**STATED GOAL:**
Report how many lines contain "title". Give the number and nothing else.

**DATA ENTRIES:**
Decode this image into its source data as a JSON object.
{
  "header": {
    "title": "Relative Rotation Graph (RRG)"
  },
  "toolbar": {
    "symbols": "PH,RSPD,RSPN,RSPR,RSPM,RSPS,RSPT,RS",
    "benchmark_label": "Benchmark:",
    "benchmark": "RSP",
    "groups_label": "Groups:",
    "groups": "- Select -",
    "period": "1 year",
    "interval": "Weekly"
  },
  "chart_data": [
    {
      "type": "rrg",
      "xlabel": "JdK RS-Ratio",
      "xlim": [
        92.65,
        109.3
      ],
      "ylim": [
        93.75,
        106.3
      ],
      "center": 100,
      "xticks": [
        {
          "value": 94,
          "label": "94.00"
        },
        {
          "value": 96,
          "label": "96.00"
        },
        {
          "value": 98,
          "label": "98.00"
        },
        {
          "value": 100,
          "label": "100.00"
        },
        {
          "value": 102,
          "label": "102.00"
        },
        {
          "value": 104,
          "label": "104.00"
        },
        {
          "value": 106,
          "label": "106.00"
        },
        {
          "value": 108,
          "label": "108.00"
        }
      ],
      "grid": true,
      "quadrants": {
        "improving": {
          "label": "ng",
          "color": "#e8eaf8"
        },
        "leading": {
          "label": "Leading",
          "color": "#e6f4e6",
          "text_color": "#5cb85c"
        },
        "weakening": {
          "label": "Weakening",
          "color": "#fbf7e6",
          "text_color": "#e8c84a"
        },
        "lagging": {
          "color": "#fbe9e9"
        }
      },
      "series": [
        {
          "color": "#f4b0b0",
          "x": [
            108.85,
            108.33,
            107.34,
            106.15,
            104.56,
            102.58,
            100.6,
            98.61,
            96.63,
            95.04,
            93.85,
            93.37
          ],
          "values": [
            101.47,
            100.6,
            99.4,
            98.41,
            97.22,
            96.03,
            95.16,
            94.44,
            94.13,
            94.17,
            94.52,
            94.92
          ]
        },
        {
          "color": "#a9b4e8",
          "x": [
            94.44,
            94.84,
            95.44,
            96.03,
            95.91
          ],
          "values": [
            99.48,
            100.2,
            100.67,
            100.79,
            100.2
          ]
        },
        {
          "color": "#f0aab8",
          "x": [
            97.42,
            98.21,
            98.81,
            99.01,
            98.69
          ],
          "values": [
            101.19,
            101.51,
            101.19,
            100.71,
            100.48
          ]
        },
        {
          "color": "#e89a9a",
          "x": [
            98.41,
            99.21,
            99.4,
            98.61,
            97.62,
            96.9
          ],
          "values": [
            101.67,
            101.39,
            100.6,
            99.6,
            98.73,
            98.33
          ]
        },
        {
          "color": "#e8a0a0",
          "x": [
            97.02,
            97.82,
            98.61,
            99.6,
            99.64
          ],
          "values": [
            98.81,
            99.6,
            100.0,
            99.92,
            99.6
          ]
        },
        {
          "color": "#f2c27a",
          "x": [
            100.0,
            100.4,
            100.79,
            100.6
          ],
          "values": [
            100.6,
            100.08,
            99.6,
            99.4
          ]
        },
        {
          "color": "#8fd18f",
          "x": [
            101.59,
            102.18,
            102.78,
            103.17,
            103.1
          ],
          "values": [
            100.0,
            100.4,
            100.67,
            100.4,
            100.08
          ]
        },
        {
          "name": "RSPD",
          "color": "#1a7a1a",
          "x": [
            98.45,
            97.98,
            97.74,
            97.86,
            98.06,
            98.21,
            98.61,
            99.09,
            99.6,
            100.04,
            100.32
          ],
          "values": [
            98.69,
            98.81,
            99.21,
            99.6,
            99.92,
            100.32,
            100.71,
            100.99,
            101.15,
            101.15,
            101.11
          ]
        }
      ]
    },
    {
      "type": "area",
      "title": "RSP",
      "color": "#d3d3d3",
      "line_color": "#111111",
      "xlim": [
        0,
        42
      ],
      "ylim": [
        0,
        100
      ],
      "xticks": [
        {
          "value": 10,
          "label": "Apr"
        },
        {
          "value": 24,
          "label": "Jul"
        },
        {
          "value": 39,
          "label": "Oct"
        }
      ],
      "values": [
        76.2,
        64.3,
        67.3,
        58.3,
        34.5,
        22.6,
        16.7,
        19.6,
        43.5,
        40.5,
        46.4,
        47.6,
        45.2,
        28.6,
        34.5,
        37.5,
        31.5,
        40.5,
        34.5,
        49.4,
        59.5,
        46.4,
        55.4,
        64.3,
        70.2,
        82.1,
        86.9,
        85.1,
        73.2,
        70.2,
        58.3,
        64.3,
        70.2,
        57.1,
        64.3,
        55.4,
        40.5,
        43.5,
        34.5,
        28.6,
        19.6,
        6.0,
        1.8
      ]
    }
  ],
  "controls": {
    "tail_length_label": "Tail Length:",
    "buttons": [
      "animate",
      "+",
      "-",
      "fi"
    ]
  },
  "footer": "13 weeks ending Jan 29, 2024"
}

**COMPLETE RESPONSE:**
2